◆ Exercise requirements
Separate out the lines that hold "continuación".
-- Start of Records supplied --
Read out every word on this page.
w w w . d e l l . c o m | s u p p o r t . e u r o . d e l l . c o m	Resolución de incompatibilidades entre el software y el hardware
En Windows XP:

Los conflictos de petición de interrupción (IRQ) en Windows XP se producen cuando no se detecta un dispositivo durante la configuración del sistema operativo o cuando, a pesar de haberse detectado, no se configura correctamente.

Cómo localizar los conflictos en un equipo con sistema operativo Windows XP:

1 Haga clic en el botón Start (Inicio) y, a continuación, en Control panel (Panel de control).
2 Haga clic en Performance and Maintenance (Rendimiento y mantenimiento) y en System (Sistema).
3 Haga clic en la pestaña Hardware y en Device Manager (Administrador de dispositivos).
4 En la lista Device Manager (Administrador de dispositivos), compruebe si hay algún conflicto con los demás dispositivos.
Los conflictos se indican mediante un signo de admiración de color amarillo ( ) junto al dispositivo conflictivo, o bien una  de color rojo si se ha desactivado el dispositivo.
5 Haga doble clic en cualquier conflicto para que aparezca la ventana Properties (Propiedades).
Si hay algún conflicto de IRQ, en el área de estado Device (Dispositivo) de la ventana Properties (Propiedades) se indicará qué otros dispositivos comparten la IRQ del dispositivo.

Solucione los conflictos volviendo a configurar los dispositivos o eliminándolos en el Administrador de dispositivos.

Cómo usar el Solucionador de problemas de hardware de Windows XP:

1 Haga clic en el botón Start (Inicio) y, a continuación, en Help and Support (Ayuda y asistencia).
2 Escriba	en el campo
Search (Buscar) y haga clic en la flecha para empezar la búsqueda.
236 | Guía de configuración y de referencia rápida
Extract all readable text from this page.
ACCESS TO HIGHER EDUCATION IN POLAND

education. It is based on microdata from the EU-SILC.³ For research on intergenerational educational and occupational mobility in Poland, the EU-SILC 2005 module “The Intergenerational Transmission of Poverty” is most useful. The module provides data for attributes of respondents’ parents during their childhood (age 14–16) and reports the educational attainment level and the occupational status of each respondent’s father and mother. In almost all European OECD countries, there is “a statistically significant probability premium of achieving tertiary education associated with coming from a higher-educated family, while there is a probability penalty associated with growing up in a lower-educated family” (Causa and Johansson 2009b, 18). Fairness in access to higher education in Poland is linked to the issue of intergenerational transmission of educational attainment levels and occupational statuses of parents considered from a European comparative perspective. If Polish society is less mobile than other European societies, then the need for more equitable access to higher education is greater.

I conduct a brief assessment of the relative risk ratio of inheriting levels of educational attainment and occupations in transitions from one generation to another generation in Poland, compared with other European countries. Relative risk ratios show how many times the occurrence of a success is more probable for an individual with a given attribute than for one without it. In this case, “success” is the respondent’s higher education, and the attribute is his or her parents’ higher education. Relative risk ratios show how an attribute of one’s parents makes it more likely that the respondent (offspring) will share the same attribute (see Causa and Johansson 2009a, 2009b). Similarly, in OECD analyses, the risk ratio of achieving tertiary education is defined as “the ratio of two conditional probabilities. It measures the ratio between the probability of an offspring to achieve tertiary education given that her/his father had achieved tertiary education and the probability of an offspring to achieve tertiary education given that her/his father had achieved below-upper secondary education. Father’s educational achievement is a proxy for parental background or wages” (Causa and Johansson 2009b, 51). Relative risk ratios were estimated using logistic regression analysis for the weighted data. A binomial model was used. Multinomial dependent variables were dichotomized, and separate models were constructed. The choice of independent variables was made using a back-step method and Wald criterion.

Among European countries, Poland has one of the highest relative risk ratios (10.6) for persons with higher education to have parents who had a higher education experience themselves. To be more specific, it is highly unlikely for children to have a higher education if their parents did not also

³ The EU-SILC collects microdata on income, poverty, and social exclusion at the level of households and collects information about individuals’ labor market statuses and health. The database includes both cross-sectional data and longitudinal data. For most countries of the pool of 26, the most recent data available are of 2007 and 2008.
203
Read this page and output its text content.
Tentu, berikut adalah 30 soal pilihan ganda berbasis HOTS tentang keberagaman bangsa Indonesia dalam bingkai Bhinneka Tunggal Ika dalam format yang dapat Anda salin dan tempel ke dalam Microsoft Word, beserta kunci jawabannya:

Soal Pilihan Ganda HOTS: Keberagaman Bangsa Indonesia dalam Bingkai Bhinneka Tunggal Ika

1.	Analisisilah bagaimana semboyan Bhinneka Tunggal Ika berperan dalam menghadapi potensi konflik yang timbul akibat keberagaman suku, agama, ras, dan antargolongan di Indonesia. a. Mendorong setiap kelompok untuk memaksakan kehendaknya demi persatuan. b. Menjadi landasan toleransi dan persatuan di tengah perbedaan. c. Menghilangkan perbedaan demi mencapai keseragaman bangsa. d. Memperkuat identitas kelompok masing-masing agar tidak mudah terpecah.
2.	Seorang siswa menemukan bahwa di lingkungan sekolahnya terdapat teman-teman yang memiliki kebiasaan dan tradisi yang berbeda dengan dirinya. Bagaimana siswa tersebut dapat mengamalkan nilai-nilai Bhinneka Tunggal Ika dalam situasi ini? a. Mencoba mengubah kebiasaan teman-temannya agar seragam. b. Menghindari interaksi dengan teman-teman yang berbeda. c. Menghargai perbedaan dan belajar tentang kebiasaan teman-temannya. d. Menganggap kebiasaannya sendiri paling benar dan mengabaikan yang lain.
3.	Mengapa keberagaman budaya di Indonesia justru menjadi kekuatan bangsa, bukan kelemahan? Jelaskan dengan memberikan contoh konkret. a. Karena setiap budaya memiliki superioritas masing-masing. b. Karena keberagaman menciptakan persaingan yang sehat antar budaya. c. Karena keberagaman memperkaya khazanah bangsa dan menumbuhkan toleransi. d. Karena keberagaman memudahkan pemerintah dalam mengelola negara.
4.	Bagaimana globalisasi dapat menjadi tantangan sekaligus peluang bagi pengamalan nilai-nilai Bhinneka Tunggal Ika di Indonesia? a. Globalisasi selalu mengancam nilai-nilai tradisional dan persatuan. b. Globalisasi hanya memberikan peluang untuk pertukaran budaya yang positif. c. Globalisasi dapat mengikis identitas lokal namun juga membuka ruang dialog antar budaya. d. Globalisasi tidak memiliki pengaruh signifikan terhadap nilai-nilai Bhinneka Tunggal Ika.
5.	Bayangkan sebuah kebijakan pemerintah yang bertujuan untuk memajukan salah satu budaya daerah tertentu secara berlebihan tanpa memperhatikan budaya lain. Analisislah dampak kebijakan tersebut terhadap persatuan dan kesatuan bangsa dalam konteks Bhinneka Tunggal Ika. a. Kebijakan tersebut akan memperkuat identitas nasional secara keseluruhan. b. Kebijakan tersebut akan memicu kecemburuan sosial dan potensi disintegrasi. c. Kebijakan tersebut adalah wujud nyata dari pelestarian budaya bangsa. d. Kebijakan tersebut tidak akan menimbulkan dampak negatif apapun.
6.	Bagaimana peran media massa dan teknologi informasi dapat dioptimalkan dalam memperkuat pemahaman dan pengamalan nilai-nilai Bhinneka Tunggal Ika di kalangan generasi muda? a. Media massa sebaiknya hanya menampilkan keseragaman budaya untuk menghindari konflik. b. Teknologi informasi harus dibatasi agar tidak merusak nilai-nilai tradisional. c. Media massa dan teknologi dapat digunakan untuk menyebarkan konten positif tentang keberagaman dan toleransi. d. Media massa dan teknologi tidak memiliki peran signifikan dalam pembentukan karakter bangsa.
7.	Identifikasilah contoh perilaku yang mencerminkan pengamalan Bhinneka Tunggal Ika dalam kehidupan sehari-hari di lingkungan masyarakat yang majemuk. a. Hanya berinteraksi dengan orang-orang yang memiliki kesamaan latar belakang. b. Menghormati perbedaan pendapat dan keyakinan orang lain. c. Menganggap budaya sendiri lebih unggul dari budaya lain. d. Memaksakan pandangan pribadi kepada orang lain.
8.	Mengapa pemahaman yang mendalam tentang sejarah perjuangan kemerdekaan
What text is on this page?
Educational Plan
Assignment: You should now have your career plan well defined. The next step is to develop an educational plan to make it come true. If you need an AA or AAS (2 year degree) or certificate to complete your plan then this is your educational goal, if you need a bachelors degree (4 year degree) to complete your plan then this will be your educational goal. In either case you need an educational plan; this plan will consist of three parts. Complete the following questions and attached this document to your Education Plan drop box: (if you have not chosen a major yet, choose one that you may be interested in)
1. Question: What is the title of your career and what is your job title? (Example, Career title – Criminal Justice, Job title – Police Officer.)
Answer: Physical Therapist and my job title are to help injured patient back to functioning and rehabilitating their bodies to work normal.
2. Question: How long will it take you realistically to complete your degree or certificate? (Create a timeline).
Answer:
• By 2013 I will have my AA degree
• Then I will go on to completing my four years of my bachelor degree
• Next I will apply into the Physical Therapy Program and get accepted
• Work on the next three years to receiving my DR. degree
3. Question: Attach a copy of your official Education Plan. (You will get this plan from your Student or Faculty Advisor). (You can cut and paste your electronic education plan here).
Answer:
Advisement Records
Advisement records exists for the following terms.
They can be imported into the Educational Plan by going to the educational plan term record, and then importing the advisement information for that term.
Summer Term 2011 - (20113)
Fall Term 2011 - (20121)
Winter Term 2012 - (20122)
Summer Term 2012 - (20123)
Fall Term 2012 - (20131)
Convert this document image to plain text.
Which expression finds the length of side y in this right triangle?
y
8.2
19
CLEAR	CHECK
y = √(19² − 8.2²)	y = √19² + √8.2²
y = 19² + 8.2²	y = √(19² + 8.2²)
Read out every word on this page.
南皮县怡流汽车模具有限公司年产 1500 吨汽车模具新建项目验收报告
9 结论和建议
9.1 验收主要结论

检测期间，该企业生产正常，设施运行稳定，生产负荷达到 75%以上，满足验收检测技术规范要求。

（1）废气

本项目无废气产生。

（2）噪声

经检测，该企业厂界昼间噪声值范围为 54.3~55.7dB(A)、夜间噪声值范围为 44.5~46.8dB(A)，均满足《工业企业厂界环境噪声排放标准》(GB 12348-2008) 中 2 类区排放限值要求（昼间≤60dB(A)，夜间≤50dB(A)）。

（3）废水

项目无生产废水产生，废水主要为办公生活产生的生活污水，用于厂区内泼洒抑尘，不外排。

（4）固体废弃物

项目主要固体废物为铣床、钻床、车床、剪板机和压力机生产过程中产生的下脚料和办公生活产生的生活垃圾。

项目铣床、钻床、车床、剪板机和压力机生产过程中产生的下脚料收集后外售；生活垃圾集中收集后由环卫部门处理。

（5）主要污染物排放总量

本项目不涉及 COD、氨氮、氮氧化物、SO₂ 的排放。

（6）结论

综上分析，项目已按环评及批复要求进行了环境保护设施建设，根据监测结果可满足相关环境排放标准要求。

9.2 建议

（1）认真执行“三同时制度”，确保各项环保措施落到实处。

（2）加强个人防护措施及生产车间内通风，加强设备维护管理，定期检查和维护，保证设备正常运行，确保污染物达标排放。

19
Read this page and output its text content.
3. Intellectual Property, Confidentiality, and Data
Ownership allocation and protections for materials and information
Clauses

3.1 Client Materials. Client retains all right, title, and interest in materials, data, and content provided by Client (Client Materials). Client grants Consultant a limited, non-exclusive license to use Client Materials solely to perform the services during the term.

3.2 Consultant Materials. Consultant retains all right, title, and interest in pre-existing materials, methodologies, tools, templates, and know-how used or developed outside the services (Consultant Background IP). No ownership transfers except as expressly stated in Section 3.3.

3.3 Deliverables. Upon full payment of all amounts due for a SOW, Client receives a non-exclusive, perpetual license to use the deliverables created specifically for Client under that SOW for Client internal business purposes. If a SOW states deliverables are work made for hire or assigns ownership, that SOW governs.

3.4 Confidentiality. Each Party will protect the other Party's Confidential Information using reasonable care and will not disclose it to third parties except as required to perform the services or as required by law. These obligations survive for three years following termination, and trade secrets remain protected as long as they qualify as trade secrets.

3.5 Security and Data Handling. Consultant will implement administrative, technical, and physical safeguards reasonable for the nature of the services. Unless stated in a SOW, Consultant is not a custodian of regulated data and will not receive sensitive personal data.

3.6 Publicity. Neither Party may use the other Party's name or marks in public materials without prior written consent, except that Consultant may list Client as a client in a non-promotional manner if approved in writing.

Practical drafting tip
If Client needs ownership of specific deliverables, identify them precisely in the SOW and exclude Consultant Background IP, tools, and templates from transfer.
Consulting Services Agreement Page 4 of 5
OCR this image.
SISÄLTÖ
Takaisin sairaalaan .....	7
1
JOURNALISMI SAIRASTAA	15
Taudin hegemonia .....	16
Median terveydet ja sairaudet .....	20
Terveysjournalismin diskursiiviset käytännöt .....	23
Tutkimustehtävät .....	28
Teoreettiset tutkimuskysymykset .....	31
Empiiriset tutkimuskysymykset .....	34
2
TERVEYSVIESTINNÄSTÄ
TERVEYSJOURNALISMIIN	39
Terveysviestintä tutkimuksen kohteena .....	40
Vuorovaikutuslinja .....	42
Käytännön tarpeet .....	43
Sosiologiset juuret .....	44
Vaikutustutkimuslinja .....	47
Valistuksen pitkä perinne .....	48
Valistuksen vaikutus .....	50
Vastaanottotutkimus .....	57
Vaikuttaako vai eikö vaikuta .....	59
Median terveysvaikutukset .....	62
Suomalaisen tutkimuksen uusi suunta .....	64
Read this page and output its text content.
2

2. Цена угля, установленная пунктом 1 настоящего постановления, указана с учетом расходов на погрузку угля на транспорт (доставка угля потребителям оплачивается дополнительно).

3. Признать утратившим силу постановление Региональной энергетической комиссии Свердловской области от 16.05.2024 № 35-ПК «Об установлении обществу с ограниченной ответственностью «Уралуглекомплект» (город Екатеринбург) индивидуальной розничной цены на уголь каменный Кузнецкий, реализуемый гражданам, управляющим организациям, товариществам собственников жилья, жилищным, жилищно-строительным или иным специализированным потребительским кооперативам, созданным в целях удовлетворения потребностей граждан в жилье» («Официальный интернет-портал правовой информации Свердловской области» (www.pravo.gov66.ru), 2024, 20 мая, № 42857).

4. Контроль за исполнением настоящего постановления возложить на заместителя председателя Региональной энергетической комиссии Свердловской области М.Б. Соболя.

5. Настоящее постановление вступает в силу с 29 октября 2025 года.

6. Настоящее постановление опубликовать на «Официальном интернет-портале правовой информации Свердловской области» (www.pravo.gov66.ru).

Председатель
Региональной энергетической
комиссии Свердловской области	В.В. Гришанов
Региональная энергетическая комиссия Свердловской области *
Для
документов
-- End of Records supplied --
◆ Response for this exercise
1 Haga clic en el botón Start (Inicio) y, a continuación, en Control panel (Panel de control).
1 Haga clic en el botón Start (Inicio) y, a continuación, en Help and Support (Ayuda y asistencia).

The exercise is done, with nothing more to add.